◆ Written problem ◆
What follows is a set of records; repeat all of them exactly.

◆ Material shown ◆
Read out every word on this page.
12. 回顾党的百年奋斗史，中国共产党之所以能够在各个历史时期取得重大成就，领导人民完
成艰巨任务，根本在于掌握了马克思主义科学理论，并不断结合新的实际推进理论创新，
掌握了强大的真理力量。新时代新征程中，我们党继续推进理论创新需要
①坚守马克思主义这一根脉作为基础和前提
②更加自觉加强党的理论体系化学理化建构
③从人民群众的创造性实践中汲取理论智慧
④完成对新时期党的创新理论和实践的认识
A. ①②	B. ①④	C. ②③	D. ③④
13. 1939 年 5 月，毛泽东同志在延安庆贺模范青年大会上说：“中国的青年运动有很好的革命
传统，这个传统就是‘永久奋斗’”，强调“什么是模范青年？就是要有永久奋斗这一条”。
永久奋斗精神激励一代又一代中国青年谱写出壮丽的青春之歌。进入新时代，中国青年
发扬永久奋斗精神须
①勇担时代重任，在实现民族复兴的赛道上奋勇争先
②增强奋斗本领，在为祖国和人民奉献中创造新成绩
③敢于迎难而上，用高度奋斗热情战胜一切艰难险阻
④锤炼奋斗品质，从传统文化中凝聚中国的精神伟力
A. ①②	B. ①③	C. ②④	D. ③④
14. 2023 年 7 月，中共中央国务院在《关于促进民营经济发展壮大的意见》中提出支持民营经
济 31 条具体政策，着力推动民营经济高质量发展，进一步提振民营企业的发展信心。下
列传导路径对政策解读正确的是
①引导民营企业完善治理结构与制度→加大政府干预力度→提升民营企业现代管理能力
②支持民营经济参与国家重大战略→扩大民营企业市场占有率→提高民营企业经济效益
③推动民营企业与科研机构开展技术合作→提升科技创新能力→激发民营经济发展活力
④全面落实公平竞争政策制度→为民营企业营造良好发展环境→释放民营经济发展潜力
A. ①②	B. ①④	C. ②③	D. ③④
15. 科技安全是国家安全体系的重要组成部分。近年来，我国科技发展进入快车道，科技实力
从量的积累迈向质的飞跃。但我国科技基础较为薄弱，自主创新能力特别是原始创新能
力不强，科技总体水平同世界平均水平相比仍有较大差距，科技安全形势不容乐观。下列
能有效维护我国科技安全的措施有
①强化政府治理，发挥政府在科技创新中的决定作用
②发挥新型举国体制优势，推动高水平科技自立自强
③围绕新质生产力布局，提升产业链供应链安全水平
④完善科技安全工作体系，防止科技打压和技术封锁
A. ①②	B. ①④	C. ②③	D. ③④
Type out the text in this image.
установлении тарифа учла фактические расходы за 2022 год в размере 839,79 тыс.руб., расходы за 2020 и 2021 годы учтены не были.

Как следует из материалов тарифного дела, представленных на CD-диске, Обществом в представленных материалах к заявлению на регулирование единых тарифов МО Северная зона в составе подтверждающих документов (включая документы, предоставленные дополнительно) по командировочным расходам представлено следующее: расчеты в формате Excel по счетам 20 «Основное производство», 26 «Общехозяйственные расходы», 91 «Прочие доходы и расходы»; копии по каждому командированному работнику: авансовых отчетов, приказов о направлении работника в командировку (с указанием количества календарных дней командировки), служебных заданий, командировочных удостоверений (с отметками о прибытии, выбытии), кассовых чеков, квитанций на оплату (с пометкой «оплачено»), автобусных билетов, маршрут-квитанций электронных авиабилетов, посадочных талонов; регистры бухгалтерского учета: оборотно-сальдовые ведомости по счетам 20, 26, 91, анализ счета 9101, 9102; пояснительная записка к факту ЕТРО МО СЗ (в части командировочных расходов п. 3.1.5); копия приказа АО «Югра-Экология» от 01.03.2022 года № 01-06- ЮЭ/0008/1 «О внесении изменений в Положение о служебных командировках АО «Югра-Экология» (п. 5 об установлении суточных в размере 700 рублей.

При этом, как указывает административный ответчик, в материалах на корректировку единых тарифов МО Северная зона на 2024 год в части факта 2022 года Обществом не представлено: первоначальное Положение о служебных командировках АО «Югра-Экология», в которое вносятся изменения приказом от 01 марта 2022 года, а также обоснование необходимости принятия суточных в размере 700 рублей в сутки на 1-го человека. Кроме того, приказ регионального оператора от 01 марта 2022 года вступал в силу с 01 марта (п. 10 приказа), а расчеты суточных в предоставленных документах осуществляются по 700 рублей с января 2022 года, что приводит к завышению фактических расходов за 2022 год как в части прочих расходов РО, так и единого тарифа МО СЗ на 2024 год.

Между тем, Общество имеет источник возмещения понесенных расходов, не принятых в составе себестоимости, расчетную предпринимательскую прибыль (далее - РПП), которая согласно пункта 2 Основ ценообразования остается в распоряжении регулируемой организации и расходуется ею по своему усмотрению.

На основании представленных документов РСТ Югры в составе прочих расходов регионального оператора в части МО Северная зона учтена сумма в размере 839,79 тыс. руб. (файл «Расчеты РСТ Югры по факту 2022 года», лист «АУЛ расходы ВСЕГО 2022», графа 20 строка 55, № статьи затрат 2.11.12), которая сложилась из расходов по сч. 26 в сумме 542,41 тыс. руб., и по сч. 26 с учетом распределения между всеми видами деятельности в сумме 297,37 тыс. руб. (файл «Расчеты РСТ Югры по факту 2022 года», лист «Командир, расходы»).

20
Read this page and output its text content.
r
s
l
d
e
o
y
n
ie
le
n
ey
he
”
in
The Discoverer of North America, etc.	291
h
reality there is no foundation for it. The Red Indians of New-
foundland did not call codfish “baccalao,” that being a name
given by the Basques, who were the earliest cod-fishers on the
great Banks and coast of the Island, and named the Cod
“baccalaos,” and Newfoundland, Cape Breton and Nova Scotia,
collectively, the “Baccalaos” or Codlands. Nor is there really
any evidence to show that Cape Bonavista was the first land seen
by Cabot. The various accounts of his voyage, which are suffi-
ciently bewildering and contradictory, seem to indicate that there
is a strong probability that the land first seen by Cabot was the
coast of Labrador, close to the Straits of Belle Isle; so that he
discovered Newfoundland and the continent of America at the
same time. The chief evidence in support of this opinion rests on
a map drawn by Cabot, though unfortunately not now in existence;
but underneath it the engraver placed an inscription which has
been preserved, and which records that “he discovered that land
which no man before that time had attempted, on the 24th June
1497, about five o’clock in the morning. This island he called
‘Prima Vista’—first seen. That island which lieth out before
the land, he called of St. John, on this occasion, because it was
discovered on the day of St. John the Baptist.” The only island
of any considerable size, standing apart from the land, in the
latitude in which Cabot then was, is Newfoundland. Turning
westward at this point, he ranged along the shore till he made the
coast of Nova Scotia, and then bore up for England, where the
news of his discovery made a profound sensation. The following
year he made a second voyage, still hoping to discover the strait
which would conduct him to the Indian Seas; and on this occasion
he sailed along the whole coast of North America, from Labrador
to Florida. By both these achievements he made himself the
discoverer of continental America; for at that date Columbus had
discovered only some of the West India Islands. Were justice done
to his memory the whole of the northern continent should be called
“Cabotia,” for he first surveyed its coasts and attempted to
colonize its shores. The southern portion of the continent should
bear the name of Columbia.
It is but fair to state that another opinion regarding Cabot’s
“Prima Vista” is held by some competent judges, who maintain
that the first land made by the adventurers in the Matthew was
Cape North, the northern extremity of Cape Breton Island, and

◆ Complete answer ◆
Read out every word on this page.
12. 回顾党的百年奋斗史，中国共产党之所以能够在各个历史时期取得重大成就，领导人民完
成艰巨任务，根本在于掌握了马克思主义科学理论，并不断结合新的实际推进理论创新，
掌握了强大的真理力量。新时代新征程中，我们党继续推进理论创新需要
①坚守马克思主义这一根脉作为基础和前提
②更加自觉加强党的理论体系化学理化建构
③从人民群众的创造性实践中汲取理论智慧
④完成对新时期党的创新理论和实践的认识
A. ①②	B. ①④	C. ②③	D. ③④
13. 1939 年 5 月，毛泽东同志在延安庆贺模范青年大会上说：“中国的青年运动有很好的革命
传统，这个传统就是‘永久奋斗’”，强调“什么是模范青年？就是要有永久奋斗这一条”。
永久奋斗精神激励一代又一代中国青年谱写出壮丽的青春之歌。进入新时代，中国青年
发扬永久奋斗精神须
①勇担时代重任，在实现民族复兴的赛道上奋勇争先
②增强奋斗本领，在为祖国和人民奉献中创造新成绩
③敢于迎难而上，用高度奋斗热情战胜一切艰难险阻
④锤炼奋斗品质，从传统文化中凝聚中国的精神伟力
A. ①②	B. ①③	C. ②④	D. ③④
14. 2023 年 7 月，中共中央国务院在《关于促进民营经济发展壮大的意见》中提出支持民营经
济 31 条具体政策，着力推动民营经济高质量发展，进一步提振民营企业的发展信心。下
列传导路径对政策解读正确的是
①引导民营企业完善治理结构与制度→加大政府干预力度→提升民营企业现代管理能力
②支持民营经济参与国家重大战略→扩大民营企业市场占有率→提高民营企业经济效益
③推动民营企业与科研机构开展技术合作→提升科技创新能力→激发民营经济发展活力
④全面落实公平竞争政策制度→为民营企业营造良好发展环境→释放民营经济发展潜力
A. ①②	B. ①④	C. ②③	D. ③④
15. 科技安全是国家安全体系的重要组成部分。近年来，我国科技发展进入快车道，科技实力
从量的积累迈向质的飞跃。但我国科技基础较为薄弱，自主创新能力特别是原始创新能
力不强，科技总体水平同世界平均水平相比仍有较大差距，科技安全形势不容乐观。下列
能有效维护我国科技安全的措施有
①强化政府治理，发挥政府在科技创新中的决定作用
②发挥新型举国体制优势，推动高水平科技自立自强
③围绕新质生产力布局，提升产业链供应链安全水平
④完善科技安全工作体系，防止科技打压和技术封锁
A. ①②	B. ①④	C. ②③	D. ③④
Type out the text in this image.
установлении тарифа учла фактические расходы за 2022 год в размере 839,79 тыс.руб., расходы за 2020 и 2021 годы учтены не были.

Как следует из материалов тарифного дела, представленных на CD-диске, Обществом в представленных материалах к заявлению на регулирование единых тарифов МО Северная зона в составе подтверждающих документов (включая документы, предоставленные дополнительно) по командировочным расходам представлено следующее: расчеты в формате Excel по счетам 20 «Основное производство», 26 «Общехозяйственные расходы», 91 «Прочие доходы и расходы»; копии по каждому командированному работнику: авансовых отчетов, приказов о направлении работника в командировку (с указанием количества календарных дней командировки), служебных заданий, командировочных удостоверений (с отметками о прибытии, выбытии), кассовых чеков, квитанций на оплату (с пометкой «оплачено»), автобусных билетов, маршрут-квитанций электронных авиабилетов, посадочных талонов; регистры бухгалтерского учета: оборотно-сальдовые ведомости по счетам 20, 26, 91, анализ счета 9101, 9102; пояснительная записка к факту ЕТРО МО СЗ (в части командировочных расходов п. 3.1.5); копия приказа АО «Югра-Экология» от 01.03.2022 года № 01-06- ЮЭ/0008/1 «О внесении изменений в Положение о служебных командировках АО «Югра-Экология» (п. 5 об установлении суточных в размере 700 рублей.

При этом, как указывает административный ответчик, в материалах на корректировку единых тарифов МО Северная зона на 2024 год в части факта 2022 года Обществом не представлено: первоначальное Положение о служебных командировках АО «Югра-Экология», в которое вносятся изменения приказом от 01 марта 2022 года, а также обоснование необходимости принятия суточных в размере 700 рублей в сутки на 1-го человека. Кроме того, приказ регионального оператора от 01 марта 2022 года вступал в силу с 01 марта (п. 10 приказа), а расчеты суточных в предоставленных документах осуществляются по 700 рублей с января 2022 года, что приводит к завышению фактических расходов за 2022 год как в части прочих расходов РО, так и единого тарифа МО СЗ на 2024 год.

Между тем, Общество имеет источник возмещения понесенных расходов, не принятых в составе себестоимости, расчетную предпринимательскую прибыль (далее - РПП), которая согласно пункта 2 Основ ценообразования остается в распоряжении регулируемой организации и расходуется ею по своему усмотрению.

На основании представленных документов РСТ Югры в составе прочих расходов регионального оператора в части МО Северная зона учтена сумма в размере 839,79 тыс. руб. (файл «Расчеты РСТ Югры по факту 2022 года», лист «АУЛ расходы ВСЕГО 2022», графа 20 строка 55, № статьи затрат 2.11.12), которая сложилась из расходов по сч. 26 в сумме 542,41 тыс. руб., и по сч. 26 с учетом распределения между всеми видами деятельности в сумме 297,37 тыс. руб. (файл «Расчеты РСТ Югры по факту 2022 года», лист «Командир, расходы»).

20
Read this page and output its text content.
r
s
l
d
e
o
y
n
ie
le
n
ey
he
”
in
The Discoverer of North America, etc.	291
h
reality there is no foundation for it. The Red Indians of New-
foundland did not call codfish “baccalao,” that being a name
given by the Basques, who were the earliest cod-fishers on the
great Banks and coast of the Island, and named the Cod
“baccalaos,” and Newfoundland, Cape Breton and Nova Scotia,
collectively, the “Baccalaos” or Codlands. Nor is there really
any evidence to show that Cape Bonavista was the first land seen
by Cabot. The various accounts of his voyage, which are suffi-
ciently bewildering and contradictory, seem to indicate that there
is a strong probability that the land first seen by Cabot was the
coast of Labrador, close to the Straits of Belle Isle; so that he
discovered Newfoundland and the continent of America at the
same time. The chief evidence in support of this opinion rests on
a map drawn by Cabot, though unfortunately not now in existence;
but underneath it the engraver placed an inscription which has
been preserved, and which records that “he discovered that land
which no man before that time had attempted, on the 24th June
1497, about five o’clock in the morning. This island he called
‘Prima Vista’—first seen. That island which lieth out before
the land, he called of St. John, on this occasion, because it was
discovered on the day of St. John the Baptist.” The only island
of any considerable size, standing apart from the land, in the
latitude in which Cabot then was, is Newfoundland. Turning
westward at this point, he ranged along the shore till he made the
coast of Nova Scotia, and then bore up for England, where the
news of his discovery made a profound sensation. The following
year he made a second voyage, still hoping to discover the strait
which would conduct him to the Indian Seas; and on this occasion
he sailed along the whole coast of North America, from Labrador
to Florida. By both these achievements he made himself the
discoverer of continental America; for at that date Columbus had
discovered only some of the West India Islands. Were justice done
to his memory the whole of the northern continent should be called
“Cabotia,” for he first surveyed its coasts and attempted to
colonize its shores. The southern portion of the continent should
bear the name of Columbia.
It is but fair to state that another opinion regarding Cabot’s
“Prima Vista” is held by some competent judges, who maintain
that the first land made by the adventurers in the Matthew was
Cape North, the northern extremity of Cape Breton Island, and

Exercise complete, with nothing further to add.